● Task requirements: Pull every line that holds the word "осуществляется" from the entries.

--

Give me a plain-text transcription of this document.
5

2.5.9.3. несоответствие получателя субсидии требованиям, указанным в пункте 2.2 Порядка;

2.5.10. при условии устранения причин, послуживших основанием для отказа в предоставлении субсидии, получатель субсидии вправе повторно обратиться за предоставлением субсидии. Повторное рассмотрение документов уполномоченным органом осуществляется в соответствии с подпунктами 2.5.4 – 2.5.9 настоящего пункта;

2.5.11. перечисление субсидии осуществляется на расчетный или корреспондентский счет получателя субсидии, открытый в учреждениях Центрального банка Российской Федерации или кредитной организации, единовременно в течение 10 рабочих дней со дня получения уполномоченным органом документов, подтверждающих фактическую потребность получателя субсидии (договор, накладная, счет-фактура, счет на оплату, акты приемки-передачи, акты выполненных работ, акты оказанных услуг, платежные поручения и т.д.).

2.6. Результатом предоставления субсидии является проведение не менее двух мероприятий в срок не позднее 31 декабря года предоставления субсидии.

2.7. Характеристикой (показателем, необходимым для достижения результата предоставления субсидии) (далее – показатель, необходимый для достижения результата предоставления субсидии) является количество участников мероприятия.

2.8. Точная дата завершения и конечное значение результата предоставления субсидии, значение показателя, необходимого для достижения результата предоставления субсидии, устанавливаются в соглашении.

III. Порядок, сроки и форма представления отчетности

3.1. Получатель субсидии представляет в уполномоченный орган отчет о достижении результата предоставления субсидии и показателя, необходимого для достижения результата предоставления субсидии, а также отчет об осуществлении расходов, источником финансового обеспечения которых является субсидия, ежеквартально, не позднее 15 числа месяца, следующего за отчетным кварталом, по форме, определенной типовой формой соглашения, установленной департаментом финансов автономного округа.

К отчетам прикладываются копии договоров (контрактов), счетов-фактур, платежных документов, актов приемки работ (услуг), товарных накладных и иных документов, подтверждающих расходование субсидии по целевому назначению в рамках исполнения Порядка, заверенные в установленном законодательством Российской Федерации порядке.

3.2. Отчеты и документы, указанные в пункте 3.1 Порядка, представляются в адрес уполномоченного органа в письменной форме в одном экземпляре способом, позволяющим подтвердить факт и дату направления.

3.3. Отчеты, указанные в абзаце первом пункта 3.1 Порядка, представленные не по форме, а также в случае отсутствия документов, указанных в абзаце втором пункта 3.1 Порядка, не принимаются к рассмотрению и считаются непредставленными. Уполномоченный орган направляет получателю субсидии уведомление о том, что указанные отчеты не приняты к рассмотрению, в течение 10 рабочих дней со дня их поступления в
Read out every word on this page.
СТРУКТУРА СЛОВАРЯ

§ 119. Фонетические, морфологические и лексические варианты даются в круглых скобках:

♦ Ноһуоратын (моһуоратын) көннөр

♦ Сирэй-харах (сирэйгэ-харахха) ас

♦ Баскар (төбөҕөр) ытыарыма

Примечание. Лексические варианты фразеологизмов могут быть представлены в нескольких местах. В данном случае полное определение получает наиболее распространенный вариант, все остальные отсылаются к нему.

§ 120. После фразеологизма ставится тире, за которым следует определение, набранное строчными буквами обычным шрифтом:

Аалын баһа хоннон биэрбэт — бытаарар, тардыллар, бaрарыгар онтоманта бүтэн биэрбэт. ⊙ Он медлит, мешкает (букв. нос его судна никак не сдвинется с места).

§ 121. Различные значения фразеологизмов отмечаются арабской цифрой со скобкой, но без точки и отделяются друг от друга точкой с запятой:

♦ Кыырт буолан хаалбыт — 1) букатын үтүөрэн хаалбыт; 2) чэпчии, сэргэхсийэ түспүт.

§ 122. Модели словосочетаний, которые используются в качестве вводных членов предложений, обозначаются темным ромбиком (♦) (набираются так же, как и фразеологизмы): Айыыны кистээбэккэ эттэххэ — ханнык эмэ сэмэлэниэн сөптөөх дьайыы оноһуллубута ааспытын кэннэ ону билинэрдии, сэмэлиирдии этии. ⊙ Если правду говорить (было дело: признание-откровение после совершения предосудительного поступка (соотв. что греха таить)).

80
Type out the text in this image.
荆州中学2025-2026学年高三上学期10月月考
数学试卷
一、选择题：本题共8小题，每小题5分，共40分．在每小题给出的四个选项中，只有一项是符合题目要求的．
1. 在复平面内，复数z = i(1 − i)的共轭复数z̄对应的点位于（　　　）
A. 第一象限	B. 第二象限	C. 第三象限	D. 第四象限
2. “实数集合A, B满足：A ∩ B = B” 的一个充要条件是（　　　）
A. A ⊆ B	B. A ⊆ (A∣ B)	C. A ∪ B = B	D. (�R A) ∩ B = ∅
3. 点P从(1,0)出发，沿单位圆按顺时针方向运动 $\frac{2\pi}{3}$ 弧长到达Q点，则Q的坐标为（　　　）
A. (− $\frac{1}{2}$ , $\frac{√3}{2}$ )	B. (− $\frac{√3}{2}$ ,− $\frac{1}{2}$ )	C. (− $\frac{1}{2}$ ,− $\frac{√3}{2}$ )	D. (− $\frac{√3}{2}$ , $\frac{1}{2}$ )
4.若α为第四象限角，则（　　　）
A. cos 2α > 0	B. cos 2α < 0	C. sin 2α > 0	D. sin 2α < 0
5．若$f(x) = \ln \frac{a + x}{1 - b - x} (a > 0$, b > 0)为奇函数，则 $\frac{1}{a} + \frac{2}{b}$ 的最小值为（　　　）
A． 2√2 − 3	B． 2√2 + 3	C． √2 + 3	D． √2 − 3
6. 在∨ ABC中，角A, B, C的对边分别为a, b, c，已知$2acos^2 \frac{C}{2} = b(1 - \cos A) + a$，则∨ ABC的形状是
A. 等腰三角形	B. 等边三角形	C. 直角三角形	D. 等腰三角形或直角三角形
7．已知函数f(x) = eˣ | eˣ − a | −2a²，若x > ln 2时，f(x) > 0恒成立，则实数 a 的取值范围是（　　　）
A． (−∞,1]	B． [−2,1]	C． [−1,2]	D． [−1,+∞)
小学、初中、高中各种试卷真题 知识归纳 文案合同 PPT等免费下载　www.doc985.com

--

● Answer below:
2.5.10. при условии устранения причин, послуживших основанием для отказа в предоставлении субсидии, получатель субсидии вправе повторно обратиться за предоставлением субсидии. Повторное рассмотрение документов уполномоченным органом осуществляется в соответствии с подпунктами 2.5.4 – 2.5.9 настоящего пункта;
2.5.11. перечисление субсидии осуществляется на расчетный или корреспондентский счет получателя субсидии, открытый в учреждениях Центрального банка Российской Федерации или кредитной организации, единовременно в течение 10 рабочих дней со дня получения уполномоченным органом документов, подтверждающих фактическую потребность получателя субсидии (договор, накладная, счет-фактура, счет на оплату, акты приемки-передачи, акты выполненных работ, акты оказанных услуг, платежные поручения и т.д.).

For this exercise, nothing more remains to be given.